--- THE REQUEST ---
Here are some records. Copy each one exactly.

--- RECORDS TO PROCESS ---
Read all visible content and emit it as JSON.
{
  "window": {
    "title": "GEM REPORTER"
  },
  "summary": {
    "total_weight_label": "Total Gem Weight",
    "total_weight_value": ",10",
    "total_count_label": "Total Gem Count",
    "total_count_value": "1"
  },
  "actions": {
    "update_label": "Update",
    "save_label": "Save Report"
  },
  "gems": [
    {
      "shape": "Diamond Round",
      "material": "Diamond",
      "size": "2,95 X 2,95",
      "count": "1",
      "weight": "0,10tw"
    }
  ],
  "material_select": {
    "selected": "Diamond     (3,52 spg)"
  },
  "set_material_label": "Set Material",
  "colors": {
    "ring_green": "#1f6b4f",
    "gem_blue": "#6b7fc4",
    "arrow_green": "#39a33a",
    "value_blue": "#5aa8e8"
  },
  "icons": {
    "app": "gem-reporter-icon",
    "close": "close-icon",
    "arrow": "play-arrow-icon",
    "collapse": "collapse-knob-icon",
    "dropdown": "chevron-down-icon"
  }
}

--- THE OUTPUT ---
Read all visible content and emit it as JSON.
{
  "window": {
    "title": "GEM REPORTER"
  },
  "summary": {
    "total_weight_label": "Total Gem Weight",
    "total_weight_value": ",10",
    "total_count_label": "Total Gem Count",
    "total_count_value": "1"
  },
  "actions": {
    "update_label": "Update",
    "save_label": "Save Report"
  },
  "gems": [
    {
      "shape": "Diamond Round",
      "material": "Diamond",
      "size": "2,95 X 2,95",
      "count": "1",
      "weight": "0,10tw"
    }
  ],
  "material_select": {
    "selected": "Diamond     (3,52 spg)"
  },
  "set_material_label": "Set Material",
  "colors": {
    "ring_green": "#1f6b4f",
    "gem_blue": "#6b7fc4",
    "arrow_green": "#39a33a",
    "value_blue": "#5aa8e8"
  },
  "icons": {
    "app": "gem-reporter-icon",
    "close": "close-icon",
    "arrow": "play-arrow-icon",
    "collapse": "collapse-knob-icon",
    "dropdown": "chevron-down-icon"
  }
}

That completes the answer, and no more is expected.